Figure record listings
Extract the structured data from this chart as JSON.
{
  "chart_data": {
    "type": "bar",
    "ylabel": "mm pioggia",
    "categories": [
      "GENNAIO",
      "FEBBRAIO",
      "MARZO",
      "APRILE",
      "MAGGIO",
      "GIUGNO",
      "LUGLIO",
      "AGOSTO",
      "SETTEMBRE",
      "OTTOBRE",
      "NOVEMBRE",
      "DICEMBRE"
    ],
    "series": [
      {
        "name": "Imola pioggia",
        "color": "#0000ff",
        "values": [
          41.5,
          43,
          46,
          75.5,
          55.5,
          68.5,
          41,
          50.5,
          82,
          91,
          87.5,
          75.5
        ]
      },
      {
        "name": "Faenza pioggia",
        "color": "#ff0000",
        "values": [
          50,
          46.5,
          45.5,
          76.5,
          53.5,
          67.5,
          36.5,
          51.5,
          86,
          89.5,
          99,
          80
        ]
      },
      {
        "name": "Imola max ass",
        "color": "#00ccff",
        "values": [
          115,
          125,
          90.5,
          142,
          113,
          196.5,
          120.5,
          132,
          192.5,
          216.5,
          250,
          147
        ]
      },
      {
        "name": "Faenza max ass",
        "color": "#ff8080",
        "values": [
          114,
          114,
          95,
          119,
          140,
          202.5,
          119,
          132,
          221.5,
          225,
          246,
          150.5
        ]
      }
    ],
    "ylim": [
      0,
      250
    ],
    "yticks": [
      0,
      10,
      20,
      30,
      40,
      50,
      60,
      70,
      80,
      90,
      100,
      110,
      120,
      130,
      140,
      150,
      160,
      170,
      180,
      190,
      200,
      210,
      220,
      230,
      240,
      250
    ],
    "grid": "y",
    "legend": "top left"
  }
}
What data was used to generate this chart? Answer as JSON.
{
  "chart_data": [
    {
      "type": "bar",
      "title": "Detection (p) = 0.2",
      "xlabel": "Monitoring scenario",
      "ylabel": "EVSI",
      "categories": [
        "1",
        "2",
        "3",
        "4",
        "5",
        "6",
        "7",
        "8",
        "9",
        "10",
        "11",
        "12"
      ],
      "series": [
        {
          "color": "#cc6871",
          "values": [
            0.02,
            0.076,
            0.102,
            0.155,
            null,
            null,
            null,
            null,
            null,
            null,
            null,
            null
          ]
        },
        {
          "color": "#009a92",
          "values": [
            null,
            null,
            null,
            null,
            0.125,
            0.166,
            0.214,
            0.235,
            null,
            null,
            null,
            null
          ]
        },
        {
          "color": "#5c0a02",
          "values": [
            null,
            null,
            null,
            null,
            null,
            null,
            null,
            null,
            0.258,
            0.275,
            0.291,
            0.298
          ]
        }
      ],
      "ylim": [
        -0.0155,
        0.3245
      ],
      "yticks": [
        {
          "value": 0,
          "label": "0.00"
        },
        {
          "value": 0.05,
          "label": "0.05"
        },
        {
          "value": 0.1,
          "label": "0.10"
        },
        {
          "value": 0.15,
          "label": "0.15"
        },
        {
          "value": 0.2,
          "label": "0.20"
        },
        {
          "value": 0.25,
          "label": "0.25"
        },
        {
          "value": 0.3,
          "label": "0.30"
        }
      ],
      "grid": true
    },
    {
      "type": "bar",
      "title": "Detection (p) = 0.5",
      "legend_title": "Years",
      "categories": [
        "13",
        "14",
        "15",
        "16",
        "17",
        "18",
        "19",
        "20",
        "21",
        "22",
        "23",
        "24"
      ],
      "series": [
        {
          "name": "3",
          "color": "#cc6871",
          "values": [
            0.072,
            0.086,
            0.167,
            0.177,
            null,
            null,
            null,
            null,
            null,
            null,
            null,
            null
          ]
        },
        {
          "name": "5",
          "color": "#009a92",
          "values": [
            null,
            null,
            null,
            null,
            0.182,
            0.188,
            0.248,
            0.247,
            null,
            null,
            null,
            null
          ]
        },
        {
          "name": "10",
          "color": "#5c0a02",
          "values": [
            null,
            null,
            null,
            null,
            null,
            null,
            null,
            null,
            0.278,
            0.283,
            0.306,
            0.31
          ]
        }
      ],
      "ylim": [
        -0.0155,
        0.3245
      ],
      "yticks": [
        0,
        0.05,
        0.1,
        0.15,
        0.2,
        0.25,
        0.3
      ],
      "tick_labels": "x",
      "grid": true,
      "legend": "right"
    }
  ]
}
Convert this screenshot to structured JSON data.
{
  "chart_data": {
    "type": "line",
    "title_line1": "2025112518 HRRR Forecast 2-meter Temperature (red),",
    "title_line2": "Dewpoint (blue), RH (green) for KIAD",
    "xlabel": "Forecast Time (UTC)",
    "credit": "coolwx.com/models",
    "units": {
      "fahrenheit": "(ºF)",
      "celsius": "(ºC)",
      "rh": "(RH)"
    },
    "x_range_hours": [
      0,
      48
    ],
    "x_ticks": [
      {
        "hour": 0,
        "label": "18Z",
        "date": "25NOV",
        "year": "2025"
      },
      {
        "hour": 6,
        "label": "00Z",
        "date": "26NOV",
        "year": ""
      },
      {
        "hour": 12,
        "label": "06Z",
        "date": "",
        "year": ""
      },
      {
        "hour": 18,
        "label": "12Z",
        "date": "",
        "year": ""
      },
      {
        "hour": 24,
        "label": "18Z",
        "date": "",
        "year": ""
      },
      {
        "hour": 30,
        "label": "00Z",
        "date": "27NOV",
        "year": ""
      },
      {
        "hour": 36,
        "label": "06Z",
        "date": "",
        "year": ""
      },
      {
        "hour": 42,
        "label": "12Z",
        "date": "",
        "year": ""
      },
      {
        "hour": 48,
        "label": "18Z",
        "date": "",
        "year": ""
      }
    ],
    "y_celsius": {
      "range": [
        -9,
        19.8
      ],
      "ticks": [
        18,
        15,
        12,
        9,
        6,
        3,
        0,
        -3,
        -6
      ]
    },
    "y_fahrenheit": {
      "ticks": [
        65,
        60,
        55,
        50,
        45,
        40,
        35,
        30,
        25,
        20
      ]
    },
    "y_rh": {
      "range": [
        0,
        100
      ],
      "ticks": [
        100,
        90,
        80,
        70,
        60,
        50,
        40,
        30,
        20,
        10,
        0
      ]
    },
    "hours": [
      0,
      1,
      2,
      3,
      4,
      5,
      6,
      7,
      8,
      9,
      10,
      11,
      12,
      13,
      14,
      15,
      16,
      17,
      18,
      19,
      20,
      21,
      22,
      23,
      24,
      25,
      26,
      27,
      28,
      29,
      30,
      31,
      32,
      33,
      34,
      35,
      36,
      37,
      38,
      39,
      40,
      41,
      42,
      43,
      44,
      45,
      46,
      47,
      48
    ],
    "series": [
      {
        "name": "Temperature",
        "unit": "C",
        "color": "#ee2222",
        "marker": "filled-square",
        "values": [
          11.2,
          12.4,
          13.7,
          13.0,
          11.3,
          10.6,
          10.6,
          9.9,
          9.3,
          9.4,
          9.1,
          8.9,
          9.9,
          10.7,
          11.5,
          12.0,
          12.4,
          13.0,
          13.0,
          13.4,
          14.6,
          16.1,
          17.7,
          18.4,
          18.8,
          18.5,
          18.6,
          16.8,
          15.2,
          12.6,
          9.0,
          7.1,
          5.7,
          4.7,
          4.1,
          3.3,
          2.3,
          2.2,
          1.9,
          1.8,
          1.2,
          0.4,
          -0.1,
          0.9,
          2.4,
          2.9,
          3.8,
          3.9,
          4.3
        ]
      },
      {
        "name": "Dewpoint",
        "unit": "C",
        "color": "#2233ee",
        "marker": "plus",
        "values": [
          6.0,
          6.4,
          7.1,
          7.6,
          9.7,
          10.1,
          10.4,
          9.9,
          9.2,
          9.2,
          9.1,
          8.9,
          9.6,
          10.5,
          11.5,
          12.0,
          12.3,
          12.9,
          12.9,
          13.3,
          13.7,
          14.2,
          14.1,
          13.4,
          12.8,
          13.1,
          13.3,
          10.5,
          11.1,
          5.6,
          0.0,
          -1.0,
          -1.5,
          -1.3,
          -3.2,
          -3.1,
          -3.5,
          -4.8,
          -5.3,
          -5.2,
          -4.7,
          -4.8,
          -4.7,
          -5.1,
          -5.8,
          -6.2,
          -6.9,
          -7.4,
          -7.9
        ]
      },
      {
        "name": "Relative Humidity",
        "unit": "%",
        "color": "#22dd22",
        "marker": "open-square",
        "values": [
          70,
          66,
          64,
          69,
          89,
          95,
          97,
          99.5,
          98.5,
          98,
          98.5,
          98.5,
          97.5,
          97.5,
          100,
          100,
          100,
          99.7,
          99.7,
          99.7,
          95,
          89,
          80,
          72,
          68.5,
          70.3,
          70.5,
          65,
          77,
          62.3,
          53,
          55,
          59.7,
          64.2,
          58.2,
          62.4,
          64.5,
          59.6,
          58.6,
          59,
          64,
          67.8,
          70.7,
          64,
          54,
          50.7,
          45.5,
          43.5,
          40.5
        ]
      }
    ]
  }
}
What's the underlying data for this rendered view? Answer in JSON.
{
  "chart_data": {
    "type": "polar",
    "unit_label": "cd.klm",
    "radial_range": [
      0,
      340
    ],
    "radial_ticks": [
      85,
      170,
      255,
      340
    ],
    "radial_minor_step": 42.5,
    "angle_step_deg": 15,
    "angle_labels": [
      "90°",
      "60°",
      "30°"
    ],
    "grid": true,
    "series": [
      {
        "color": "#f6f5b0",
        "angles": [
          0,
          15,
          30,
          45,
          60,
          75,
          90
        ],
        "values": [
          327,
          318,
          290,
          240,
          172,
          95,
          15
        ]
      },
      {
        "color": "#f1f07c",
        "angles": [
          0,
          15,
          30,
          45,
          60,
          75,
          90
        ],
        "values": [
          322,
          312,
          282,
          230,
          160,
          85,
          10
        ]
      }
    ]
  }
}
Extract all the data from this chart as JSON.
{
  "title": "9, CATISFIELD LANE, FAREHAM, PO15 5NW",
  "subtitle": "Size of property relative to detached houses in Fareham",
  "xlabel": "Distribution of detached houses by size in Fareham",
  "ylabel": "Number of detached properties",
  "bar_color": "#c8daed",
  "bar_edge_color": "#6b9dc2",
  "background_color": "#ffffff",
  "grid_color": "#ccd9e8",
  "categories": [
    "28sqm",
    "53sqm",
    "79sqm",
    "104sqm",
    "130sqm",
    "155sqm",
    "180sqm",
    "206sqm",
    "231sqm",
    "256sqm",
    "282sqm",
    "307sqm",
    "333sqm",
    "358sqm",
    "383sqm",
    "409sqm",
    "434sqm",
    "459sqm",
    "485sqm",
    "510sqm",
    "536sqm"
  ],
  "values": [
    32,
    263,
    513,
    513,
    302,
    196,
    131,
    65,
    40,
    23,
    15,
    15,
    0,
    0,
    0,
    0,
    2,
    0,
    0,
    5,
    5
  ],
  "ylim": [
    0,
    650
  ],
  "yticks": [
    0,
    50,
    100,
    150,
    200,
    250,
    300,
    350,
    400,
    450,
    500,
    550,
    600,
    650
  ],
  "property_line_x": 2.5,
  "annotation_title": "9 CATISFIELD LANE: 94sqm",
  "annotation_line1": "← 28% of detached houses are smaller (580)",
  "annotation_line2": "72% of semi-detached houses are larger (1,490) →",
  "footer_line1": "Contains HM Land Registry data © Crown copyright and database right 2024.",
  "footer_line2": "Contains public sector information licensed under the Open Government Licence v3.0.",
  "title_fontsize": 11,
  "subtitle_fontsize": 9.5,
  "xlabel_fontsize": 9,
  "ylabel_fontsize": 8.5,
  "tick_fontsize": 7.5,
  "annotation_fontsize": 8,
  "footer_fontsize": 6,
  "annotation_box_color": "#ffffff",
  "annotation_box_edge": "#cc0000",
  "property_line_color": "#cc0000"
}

**What you need to do:**
Go through the listing above and work out how many lines contain the string "categories". Reply with the number alone.

**Answer to the task:**
4